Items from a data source

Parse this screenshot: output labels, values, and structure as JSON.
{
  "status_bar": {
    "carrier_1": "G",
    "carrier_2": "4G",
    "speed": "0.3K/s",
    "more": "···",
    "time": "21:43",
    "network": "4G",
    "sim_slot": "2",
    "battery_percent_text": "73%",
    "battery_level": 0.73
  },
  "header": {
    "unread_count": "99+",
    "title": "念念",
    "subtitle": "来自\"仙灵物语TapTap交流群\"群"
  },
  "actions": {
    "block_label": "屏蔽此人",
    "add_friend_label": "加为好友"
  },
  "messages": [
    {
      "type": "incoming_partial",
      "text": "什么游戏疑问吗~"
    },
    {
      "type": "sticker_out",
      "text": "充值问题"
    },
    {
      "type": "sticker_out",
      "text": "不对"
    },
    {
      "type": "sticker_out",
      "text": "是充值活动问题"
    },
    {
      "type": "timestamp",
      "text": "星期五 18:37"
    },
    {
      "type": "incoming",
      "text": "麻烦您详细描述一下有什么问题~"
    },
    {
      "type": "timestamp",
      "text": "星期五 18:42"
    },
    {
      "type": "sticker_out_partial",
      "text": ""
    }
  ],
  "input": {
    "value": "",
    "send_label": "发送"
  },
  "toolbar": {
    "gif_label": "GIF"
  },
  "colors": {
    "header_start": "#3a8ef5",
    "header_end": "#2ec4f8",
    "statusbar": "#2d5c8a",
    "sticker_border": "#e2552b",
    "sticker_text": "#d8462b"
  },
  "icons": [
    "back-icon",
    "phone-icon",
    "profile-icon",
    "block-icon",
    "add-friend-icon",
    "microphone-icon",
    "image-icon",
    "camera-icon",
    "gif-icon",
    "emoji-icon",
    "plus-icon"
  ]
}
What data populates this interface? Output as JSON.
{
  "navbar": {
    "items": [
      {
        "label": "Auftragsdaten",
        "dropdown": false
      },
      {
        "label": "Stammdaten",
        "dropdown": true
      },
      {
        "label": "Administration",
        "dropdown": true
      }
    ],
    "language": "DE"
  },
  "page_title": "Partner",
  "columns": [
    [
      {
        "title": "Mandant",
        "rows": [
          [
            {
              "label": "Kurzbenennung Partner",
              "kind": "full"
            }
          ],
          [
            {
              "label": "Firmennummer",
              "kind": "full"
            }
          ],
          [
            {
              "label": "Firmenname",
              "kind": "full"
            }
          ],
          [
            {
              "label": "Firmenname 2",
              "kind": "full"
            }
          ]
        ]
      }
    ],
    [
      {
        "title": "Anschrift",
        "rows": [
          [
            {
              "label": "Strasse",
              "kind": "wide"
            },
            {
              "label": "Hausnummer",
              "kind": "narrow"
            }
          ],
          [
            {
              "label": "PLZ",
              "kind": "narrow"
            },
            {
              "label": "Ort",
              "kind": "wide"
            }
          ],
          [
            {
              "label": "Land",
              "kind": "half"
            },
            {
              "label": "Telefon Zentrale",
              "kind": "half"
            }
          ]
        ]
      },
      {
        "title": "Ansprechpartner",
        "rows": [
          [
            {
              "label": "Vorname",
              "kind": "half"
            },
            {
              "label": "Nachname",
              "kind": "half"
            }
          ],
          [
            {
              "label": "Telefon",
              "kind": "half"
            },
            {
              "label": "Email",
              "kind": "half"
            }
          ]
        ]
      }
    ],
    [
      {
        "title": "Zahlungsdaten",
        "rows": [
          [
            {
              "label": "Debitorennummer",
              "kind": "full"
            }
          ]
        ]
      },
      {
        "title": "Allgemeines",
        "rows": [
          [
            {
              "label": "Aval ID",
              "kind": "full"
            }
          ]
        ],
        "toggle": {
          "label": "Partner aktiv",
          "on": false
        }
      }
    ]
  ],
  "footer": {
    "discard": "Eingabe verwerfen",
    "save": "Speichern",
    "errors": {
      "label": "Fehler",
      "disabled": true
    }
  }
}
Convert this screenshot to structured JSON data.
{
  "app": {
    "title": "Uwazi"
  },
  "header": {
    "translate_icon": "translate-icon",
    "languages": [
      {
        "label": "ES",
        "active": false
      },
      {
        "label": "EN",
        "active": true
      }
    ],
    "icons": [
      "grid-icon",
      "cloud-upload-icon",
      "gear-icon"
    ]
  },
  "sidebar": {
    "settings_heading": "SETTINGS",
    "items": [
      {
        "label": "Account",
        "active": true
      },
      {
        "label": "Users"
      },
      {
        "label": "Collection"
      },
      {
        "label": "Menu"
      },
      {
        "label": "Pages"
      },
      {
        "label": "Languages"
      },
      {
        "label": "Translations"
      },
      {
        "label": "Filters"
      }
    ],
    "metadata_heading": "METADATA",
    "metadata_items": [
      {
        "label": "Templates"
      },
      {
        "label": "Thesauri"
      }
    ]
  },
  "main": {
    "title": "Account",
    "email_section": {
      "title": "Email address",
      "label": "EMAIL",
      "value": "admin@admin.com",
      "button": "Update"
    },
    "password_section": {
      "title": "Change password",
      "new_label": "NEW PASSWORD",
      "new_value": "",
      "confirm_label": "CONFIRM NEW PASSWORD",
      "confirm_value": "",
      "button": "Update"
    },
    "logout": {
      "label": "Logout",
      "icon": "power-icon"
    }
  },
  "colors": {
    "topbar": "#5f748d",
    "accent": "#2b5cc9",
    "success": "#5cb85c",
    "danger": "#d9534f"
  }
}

- [GIVEN PROBLEM] Restate the data above word for word, please.

- [COMPLETED EXERCISE]
Parse this screenshot: output labels, values, and structure as JSON.
{
  "status_bar": {
    "carrier_1": "G",
    "carrier_2": "4G",
    "speed": "0.3K/s",
    "more": "···",
    "time": "21:43",
    "network": "4G",
    "sim_slot": "2",
    "battery_percent_text": "73%",
    "battery_level": 0.73
  },
  "header": {
    "unread_count": "99+",
    "title": "念念",
    "subtitle": "来自\"仙灵物语TapTap交流群\"群"
  },
  "actions": {
    "block_label": "屏蔽此人",
    "add_friend_label": "加为好友"
  },
  "messages": [
    {
      "type": "incoming_partial",
      "text": "什么游戏疑问吗~"
    },
    {
      "type": "sticker_out",
      "text": "充值问题"
    },
    {
      "type": "sticker_out",
      "text": "不对"
    },
    {
      "type": "sticker_out",
      "text": "是充值活动问题"
    },
    {
      "type": "timestamp",
      "text": "星期五 18:37"
    },
    {
      "type": "incoming",
      "text": "麻烦您详细描述一下有什么问题~"
    },
    {
      "type": "timestamp",
      "text": "星期五 18:42"
    },
    {
      "type": "sticker_out_partial",
      "text": ""
    }
  ],
  "input": {
    "value": "",
    "send_label": "发送"
  },
  "toolbar": {
    "gif_label": "GIF"
  },
  "colors": {
    "header_start": "#3a8ef5",
    "header_end": "#2ec4f8",
    "statusbar": "#2d5c8a",
    "sticker_border": "#e2552b",
    "sticker_text": "#d8462b"
  },
  "icons": [
    "back-icon",
    "phone-icon",
    "profile-icon",
    "block-icon",
    "add-friend-icon",
    "microphone-icon",
    "image-icon",
    "camera-icon",
    "gif-icon",
    "emoji-icon",
    "plus-icon"
  ]
}
What data populates this interface? Output as JSON.
{
  "navbar": {
    "items": [
      {
        "label": "Auftragsdaten",
        "dropdown": false
      },
      {
        "label": "Stammdaten",
        "dropdown": true
      },
      {
        "label": "Administration",
        "dropdown": true
      }
    ],
    "language": "DE"
  },
  "page_title": "Partner",
  "columns": [
    [
      {
        "title": "Mandant",
        "rows": [
          [
            {
              "label": "Kurzbenennung Partner",
              "kind": "full"
            }
          ],
          [
            {
              "label": "Firmennummer",
              "kind": "full"
            }
          ],
          [
            {
              "label": "Firmenname",
              "kind": "full"
            }
          ],
          [
            {
              "label": "Firmenname 2",
              "kind": "full"
            }
          ]
        ]
      }
    ],
    [
      {
        "title": "Anschrift",
        "rows": [
          [
            {
              "label": "Strasse",
              "kind": "wide"
            },
            {
              "label": "Hausnummer",
              "kind": "narrow"
            }
          ],
          [
            {
              "label": "PLZ",
              "kind": "narrow"
            },
            {
              "label": "Ort",
              "kind": "wide"
            }
          ],
          [
            {
              "label": "Land",
              "kind": "half"
            },
            {
              "label": "Telefon Zentrale",
              "kind": "half"
            }
          ]
        ]
      },
      {
        "title": "Ansprechpartner",
        "rows": [
          [
            {
              "label": "Vorname",
              "kind": "half"
            },
            {
              "label": "Nachname",
              "kind": "half"
            }
          ],
          [
            {
              "label": "Telefon",
              "kind": "half"
            },
            {
              "label": "Email",
              "kind": "half"
            }
          ]
        ]
      }
    ],
    [
      {
        "title": "Zahlungsdaten",
        "rows": [
          [
            {
              "label": "Debitorennummer",
              "kind": "full"
            }
          ]
        ]
      },
      {
        "title": "Allgemeines",
        "rows": [
          [
            {
              "label": "Aval ID",
              "kind": "full"
            }
          ]
        ],
        "toggle": {
          "label": "Partner aktiv",
          "on": false
        }
      }
    ]
  ],
  "footer": {
    "discard": "Eingabe verwerfen",
    "save": "Speichern",
    "errors": {
      "label": "Fehler",
      "disabled": true
    }
  }
}
Convert this screenshot to structured JSON data.
{
  "app": {
    "title": "Uwazi"
  },
  "header": {
    "translate_icon": "translate-icon",
    "languages": [
      {
        "label": "ES",
        "active": false
      },
      {
        "label": "EN",
        "active": true
      }
    ],
    "icons": [
      "grid-icon",
      "cloud-upload-icon",
      "gear-icon"
    ]
  },
  "sidebar": {
    "settings_heading": "SETTINGS",
    "items": [
      {
        "label": "Account",
        "active": true
      },
      {
        "label": "Users"
      },
      {
        "label": "Collection"
      },
      {
        "label": "Menu"
      },
      {
        "label": "Pages"
      },
      {
        "label": "Languages"
      },
      {
        "label": "Translations"
      },
      {
        "label": "Filters"
      }
    ],
    "metadata_heading": "METADATA",
    "metadata_items": [
      {
        "label": "Templates"
      },
      {
        "label": "Thesauri"
      }
    ]
  },
  "main": {
    "title": "Account",
    "email_section": {
      "title": "Email address",
      "label": "EMAIL",
      "value": "admin@admin.com",
      "button": "Update"
    },
    "password_section": {
      "title": "Change password",
      "new_label": "NEW PASSWORD",
      "new_value": "",
      "confirm_label": "CONFIRM NEW PASSWORD",
      "confirm_value": "",
      "button": "Update"
    },
    "logout": {
      "label": "Logout",
      "icon": "power-icon"
    }
  },
  "colors": {
    "topbar": "#5f748d",
    "accent": "#2b5cc9",
    "success": "#5cb85c",
    "danger": "#d9534f"
  }
}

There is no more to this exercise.